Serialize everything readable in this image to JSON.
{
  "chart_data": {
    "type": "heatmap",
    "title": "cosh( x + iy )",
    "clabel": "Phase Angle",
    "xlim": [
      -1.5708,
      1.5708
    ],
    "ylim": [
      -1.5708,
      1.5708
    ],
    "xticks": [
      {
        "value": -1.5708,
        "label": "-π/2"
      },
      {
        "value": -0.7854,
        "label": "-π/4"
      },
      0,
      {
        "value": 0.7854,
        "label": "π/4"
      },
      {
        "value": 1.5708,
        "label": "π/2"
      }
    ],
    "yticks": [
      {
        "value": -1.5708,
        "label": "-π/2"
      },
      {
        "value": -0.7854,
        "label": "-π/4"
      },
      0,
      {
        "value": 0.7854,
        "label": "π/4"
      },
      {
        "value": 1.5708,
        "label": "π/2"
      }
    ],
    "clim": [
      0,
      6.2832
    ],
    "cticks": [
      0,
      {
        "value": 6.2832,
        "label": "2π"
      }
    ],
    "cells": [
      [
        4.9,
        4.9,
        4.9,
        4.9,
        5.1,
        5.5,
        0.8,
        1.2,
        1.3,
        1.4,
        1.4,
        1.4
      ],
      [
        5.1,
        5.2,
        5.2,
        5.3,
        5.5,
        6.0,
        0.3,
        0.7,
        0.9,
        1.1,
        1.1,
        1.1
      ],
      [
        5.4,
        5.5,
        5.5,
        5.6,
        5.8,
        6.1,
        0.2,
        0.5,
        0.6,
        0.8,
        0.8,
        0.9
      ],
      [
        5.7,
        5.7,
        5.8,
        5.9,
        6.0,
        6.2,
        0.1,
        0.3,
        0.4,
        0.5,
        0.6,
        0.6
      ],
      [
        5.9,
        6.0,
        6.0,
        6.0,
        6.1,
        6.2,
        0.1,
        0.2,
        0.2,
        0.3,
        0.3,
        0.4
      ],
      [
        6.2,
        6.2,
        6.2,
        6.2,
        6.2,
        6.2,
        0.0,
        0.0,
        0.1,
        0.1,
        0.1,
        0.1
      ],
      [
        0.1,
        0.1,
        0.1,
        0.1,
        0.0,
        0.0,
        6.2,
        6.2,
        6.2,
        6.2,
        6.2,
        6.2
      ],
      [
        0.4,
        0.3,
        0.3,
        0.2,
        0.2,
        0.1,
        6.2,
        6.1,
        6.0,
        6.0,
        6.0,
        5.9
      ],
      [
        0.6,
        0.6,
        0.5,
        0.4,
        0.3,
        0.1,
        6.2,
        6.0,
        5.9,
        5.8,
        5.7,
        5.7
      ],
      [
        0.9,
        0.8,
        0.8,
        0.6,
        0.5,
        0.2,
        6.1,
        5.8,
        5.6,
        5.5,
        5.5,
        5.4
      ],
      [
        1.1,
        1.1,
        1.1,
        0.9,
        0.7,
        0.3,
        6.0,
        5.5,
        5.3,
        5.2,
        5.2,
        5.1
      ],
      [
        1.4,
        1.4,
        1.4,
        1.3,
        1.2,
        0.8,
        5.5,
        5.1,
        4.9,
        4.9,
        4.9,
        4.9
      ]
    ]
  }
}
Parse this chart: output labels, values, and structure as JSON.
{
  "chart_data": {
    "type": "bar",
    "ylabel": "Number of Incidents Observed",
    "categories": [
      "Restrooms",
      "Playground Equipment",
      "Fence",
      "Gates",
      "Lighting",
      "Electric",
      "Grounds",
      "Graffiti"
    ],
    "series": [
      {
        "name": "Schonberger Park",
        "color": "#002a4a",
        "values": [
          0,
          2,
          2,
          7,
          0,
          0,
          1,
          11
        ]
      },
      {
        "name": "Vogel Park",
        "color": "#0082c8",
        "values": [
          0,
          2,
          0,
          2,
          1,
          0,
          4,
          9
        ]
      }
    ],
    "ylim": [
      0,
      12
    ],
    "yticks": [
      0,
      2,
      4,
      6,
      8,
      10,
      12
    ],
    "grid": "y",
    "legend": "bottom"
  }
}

• • • • •

## TASK OBJECTIVE
Pick out each line containing the string "this" and copy it.

## SOLUTION
Serialize everything readable in this image to JSON.
Parse this chart: output labels, values, and structure as JSON.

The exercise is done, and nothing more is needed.